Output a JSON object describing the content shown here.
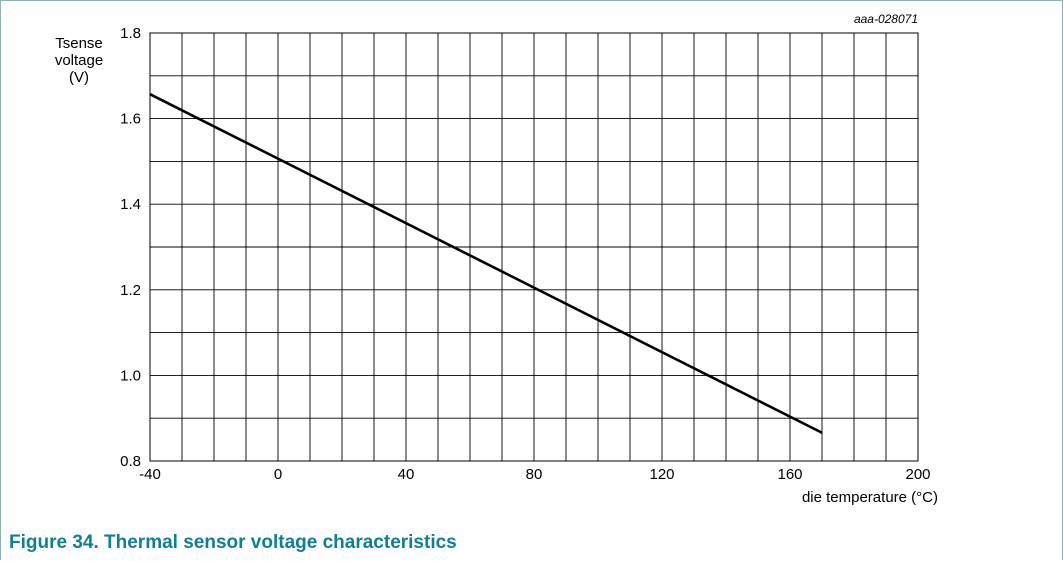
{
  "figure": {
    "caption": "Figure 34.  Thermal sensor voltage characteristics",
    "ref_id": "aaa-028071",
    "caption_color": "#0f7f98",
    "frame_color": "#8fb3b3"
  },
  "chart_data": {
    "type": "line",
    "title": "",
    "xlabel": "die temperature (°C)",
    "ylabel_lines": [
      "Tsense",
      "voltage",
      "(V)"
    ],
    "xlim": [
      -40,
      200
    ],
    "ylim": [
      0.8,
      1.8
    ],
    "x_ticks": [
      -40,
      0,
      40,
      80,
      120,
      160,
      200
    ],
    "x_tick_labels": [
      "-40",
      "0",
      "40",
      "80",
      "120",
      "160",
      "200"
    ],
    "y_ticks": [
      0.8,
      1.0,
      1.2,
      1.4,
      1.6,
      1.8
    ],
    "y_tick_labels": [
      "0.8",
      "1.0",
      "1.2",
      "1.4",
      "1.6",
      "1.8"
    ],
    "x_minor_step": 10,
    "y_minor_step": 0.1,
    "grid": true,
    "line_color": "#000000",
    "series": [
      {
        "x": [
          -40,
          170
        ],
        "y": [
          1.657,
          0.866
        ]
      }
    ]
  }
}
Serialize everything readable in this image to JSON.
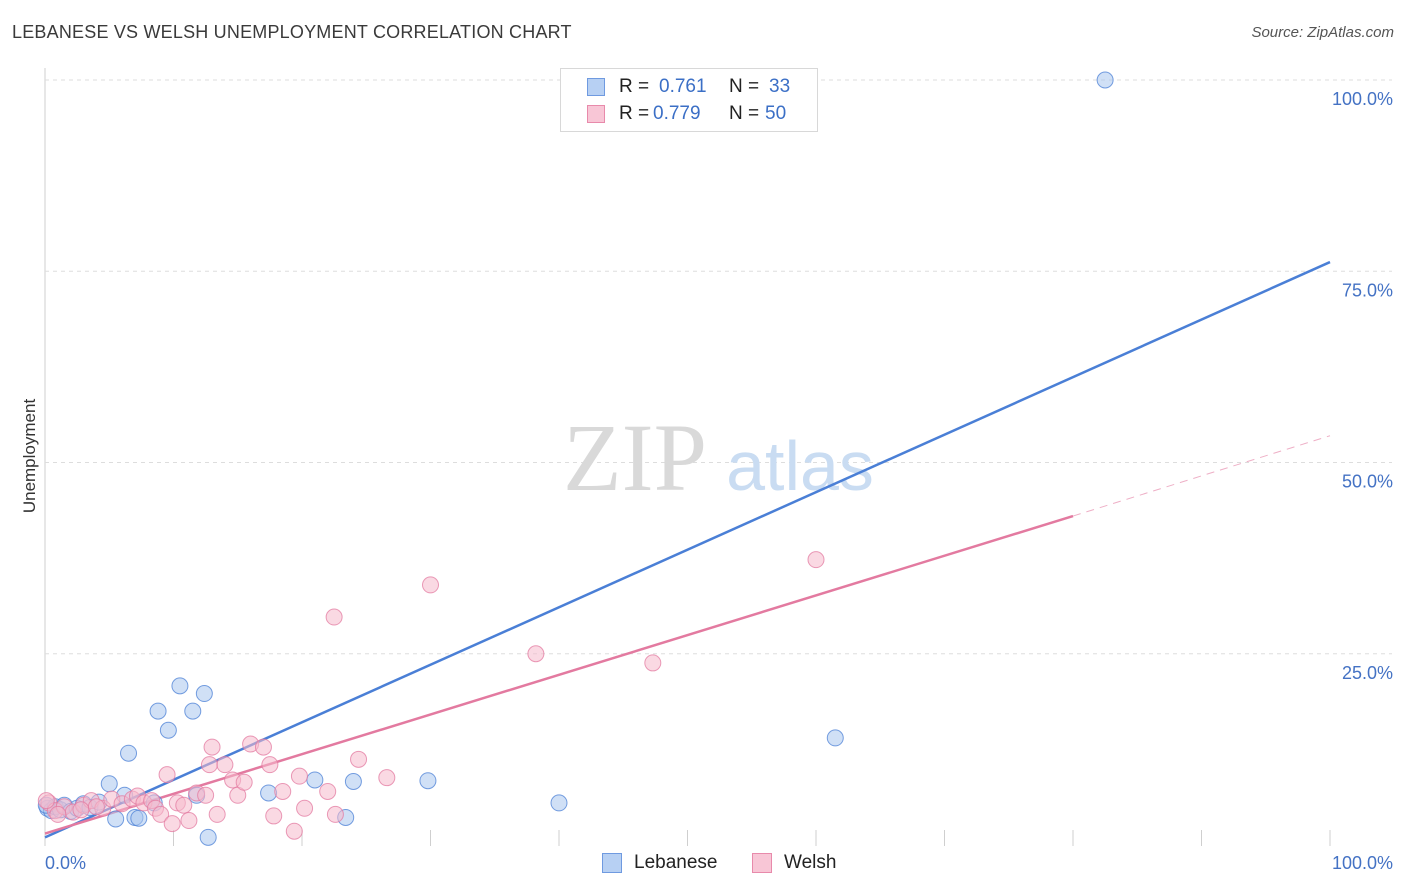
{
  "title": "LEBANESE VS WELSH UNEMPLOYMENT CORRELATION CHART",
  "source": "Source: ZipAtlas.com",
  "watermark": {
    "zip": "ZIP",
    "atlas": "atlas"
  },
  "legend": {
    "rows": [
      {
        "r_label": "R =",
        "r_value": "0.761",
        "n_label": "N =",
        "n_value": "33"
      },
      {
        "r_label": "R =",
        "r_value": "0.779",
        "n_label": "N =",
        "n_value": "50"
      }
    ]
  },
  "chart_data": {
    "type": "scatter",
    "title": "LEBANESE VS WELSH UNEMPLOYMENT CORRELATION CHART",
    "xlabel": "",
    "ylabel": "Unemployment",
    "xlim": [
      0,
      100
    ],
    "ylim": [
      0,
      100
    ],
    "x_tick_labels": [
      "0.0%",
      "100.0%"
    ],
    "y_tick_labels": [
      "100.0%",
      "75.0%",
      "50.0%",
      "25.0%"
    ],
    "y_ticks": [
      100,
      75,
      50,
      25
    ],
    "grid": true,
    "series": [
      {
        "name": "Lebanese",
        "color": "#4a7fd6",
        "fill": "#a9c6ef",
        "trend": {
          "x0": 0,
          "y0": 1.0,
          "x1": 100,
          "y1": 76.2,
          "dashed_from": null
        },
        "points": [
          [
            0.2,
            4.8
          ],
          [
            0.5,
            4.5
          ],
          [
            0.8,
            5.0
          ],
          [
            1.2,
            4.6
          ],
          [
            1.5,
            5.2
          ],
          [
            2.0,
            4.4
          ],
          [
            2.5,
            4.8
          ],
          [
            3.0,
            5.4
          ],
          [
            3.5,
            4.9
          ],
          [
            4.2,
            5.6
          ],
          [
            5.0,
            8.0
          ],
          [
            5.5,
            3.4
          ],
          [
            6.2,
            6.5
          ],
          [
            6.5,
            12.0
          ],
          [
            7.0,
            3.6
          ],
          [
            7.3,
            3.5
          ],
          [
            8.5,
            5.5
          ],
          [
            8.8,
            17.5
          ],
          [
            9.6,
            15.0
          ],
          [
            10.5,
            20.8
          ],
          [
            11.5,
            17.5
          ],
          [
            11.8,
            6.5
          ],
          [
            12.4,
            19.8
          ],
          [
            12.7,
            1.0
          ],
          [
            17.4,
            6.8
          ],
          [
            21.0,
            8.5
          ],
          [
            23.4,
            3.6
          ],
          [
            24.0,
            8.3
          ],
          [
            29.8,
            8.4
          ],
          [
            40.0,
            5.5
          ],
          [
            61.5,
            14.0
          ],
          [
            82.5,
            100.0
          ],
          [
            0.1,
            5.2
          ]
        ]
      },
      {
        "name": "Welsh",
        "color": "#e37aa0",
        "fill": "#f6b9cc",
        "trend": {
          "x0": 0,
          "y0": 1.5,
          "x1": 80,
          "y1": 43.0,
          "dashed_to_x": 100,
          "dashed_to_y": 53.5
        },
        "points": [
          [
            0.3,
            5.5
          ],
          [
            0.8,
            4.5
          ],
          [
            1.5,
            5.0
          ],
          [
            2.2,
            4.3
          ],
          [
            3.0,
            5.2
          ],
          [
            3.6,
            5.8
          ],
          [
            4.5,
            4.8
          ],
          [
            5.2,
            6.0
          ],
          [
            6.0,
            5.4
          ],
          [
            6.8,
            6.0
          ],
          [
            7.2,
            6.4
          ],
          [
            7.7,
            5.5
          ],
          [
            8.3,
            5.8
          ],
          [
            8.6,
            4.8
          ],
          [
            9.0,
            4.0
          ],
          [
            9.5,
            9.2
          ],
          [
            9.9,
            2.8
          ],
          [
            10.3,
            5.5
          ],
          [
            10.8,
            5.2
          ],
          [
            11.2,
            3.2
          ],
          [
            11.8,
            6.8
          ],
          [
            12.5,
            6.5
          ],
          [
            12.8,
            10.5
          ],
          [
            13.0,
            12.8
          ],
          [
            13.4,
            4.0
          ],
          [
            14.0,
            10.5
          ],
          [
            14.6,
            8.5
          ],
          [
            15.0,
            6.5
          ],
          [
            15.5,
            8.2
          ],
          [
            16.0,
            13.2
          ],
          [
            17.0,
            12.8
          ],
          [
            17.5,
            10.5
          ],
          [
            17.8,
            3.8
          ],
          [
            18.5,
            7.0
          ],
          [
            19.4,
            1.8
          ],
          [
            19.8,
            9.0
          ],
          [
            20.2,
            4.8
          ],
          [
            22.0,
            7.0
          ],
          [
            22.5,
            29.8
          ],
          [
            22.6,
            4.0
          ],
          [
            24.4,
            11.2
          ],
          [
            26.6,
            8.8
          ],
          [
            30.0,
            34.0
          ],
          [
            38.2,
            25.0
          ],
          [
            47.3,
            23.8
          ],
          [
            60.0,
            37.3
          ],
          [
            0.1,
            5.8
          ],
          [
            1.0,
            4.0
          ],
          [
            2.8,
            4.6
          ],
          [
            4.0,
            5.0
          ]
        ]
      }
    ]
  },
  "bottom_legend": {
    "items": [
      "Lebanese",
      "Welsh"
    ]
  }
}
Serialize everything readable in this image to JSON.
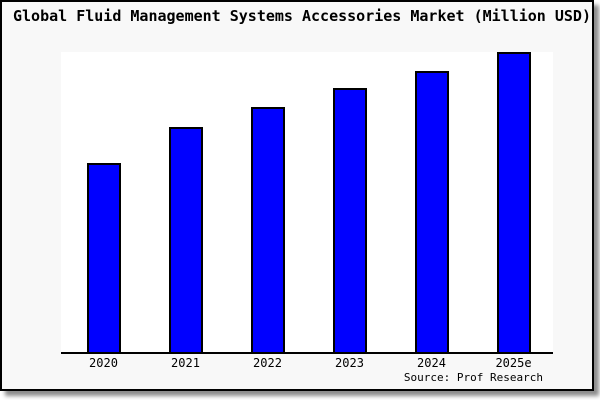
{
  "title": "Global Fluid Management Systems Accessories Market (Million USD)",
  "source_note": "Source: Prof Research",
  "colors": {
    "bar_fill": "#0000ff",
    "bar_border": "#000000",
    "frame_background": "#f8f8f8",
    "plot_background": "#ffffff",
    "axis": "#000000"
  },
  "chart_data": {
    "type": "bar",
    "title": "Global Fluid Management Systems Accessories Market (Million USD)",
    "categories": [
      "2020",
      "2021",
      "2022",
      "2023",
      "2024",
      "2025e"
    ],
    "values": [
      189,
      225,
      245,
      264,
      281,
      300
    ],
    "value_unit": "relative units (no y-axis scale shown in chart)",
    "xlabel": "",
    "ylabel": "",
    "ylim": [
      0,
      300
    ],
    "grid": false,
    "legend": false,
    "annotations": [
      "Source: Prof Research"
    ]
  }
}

########

WRITTEN INSTRUCTION:
Reproduce the records above exactly, leaving out every picture they contain.

FULL RESPONSE:
Output a JSON object describing the content shown here.
{
  "figure": {
    "caption": "Figure 34.  Thermal sensor voltage characteristics",
    "ref_id": "aaa-028071",
    "caption_color": "#0f7f98",
    "frame_color": "#8fb3b3"
  },
  "chart_data": {
    "type": "line",
    "title": "",
    "xlabel": "die temperature (°C)",
    "ylabel_lines": [
      "Tsense",
      "voltage",
      "(V)"
    ],
    "xlim": [
      -40,
      200
    ],
    "ylim": [
      0.8,
      1.8
    ],
    "x_ticks": [
      -40,
      0,
      40,
      80,
      120,
      160,
      200
    ],
    "x_tick_labels": [
      "-40",
      "0",
      "40",
      "80",
      "120",
      "160",
      "200"
    ],
    "y_ticks": [
      0.8,
      1.0,
      1.2,
      1.4,
      1.6,
      1.8
    ],
    "y_tick_labels": [
      "0.8",
      "1.0",
      "1.2",
      "1.4",
      "1.6",
      "1.8"
    ],
    "x_minor_step": 10,
    "y_minor_step": 0.1,
    "grid": true,
    "line_color": "#000000",
    "series": [
      {
        "x": [
          -40,
          170
        ],
        "y": [
          1.657,
          0.866
        ]
      }
    ]
  }
}
Serialize everything readable in this image to JSON.
{
  "title": "LEBANESE VS WELSH UNEMPLOYMENT CORRELATION CHART",
  "source": "Source: ZipAtlas.com",
  "watermark": {
    "zip": "ZIP",
    "atlas": "atlas"
  },
  "legend": {
    "rows": [
      {
        "r_label": "R =",
        "r_value": "0.761",
        "n_label": "N =",
        "n_value": "33"
      },
      {
        "r_label": "R =",
        "r_value": "0.779",
        "n_label": "N =",
        "n_value": "50"
      }
    ]
  },
  "chart_data": {
    "type": "scatter",
    "title": "LEBANESE VS WELSH UNEMPLOYMENT CORRELATION CHART",
    "xlabel": "",
    "ylabel": "Unemployment",
    "xlim": [
      0,
      100
    ],
    "ylim": [
      0,
      100
    ],
    "x_tick_labels": [
      "0.0%",
      "100.0%"
    ],
    "y_tick_labels": [
      "100.0%",
      "75.0%",
      "50.0%",
      "25.0%"
    ],
    "y_ticks": [
      100,
      75,
      50,
      25
    ],
    "grid": true,
    "series": [
      {
        "name": "Lebanese",
        "color": "#4a7fd6",
        "fill": "#a9c6ef",
        "trend": {
          "x0": 0,
          "y0": 1.0,
          "x1": 100,
          "y1": 76.2,
          "dashed_from": null
        },
        "points": [
          [
            0.2,
            4.8
          ],
          [
            0.5,
            4.5
          ],
          [
            0.8,
            5.0
          ],
          [
            1.2,
            4.6
          ],
          [
            1.5,
            5.2
          ],
          [
            2.0,
            4.4
          ],
          [
            2.5,
            4.8
          ],
          [
            3.0,
            5.4
          ],
          [
            3.5,
            4.9
          ],
          [
            4.2,
            5.6
          ],
          [
            5.0,
            8.0
          ],
          [
            5.5,
            3.4
          ],
          [
            6.2,
            6.5
          ],
          [
            6.5,
            12.0
          ],
          [
            7.0,
            3.6
          ],
          [
            7.3,
            3.5
          ],
          [
            8.5,
            5.5
          ],
          [
            8.8,
            17.5
          ],
          [
            9.6,
            15.0
          ],
          [
            10.5,
            20.8
          ],
          [
            11.5,
            17.5
          ],
          [
            11.8,
            6.5
          ],
          [
            12.4,
            19.8
          ],
          [
            12.7,
            1.0
          ],
          [
            17.4,
            6.8
          ],
          [
            21.0,
            8.5
          ],
          [
            23.4,
            3.6
          ],
          [
            24.0,
            8.3
          ],
          [
            29.8,
            8.4
          ],
          [
            40.0,
            5.5
          ],
          [
            61.5,
            14.0
          ],
          [
            82.5,
            100.0
          ],
          [
            0.1,
            5.2
          ]
        ]
      },
      {
        "name": "Welsh",
        "color": "#e37aa0",
        "fill": "#f6b9cc",
        "trend": {
          "x0": 0,
          "y0": 1.5,
          "x1": 80,
          "y1": 43.0,
          "dashed_to_x": 100,
          "dashed_to_y": 53.5
        },
        "points": [
          [
            0.3,
            5.5
          ],
          [
            0.8,
            4.5
          ],
          [
            1.5,
            5.0
          ],
          [
            2.2,
            4.3
          ],
          [
            3.0,
            5.2
          ],
          [
            3.6,
            5.8
          ],
          [
            4.5,
            4.8
          ],
          [
            5.2,
            6.0
          ],
          [
            6.0,
            5.4
          ],
          [
            6.8,
            6.0
          ],
          [
            7.2,
            6.4
          ],
          [
            7.7,
            5.5
          ],
          [
            8.3,
            5.8
          ],
          [
            8.6,
            4.8
          ],
          [
            9.0,
            4.0
          ],
          [
            9.5,
            9.2
          ],
          [
            9.9,
            2.8
          ],
          [
            10.3,
            5.5
          ],
          [
            10.8,
            5.2
          ],
          [
            11.2,
            3.2
          ],
          [
            11.8,
            6.8
          ],
          [
            12.5,
            6.5
          ],
          [
            12.8,
            10.5
          ],
          [
            13.0,
            12.8
          ],
          [
            13.4,
            4.0
          ],
          [
            14.0,
            10.5
          ],
          [
            14.6,
            8.5
          ],
          [
            15.0,
            6.5
          ],
          [
            15.5,
            8.2
          ],
          [
            16.0,
            13.2
          ],
          [
            17.0,
            12.8
          ],
          [
            17.5,
            10.5
          ],
          [
            17.8,
            3.8
          ],
          [
            18.5,
            7.0
          ],
          [
            19.4,
            1.8
          ],
          [
            19.8,
            9.0
          ],
          [
            20.2,
            4.8
          ],
          [
            22.0,
            7.0
          ],
          [
            22.5,
            29.8
          ],
          [
            22.6,
            4.0
          ],
          [
            24.4,
            11.2
          ],
          [
            26.6,
            8.8
          ],
          [
            30.0,
            34.0
          ],
          [
            38.2,
            25.0
          ],
          [
            47.3,
            23.8
          ],
          [
            60.0,
            37.3
          ],
          [
            0.1,
            5.8
          ],
          [
            1.0,
            4.0
          ],
          [
            2.8,
            4.6
          ],
          [
            4.0,
            5.0
          ]
        ]
      }
    ]
  },
  "bottom_legend": {
    "items": [
      "Lebanese",
      "Welsh"
    ]
  }
}
Serialize everything readable in this image to JSON.
{
  "title": "Global Fluid Management Systems Accessories Market (Million USD)",
  "source_note": "Source: Prof Research",
  "colors": {
    "bar_fill": "#0000ff",
    "bar_border": "#000000",
    "frame_background": "#f8f8f8",
    "plot_background": "#ffffff",
    "axis": "#000000"
  },
  "chart_data": {
    "type": "bar",
    "title": "Global Fluid Management Systems Accessories Market (Million USD)",
    "categories": [
      "2020",
      "2021",
      "2022",
      "2023",
      "2024",
      "2025e"
    ],
    "values": [
      189,
      225,
      245,
      264,
      281,
      300
    ],
    "value_unit": "relative units (no y-axis scale shown in chart)",
    "xlabel": "",
    "ylabel": "",
    "ylim": [
      0,
      300
    ],
    "grid": false,
    "legend": false,
    "annotations": [
      "Source: Prof Research"
    ]
  }
}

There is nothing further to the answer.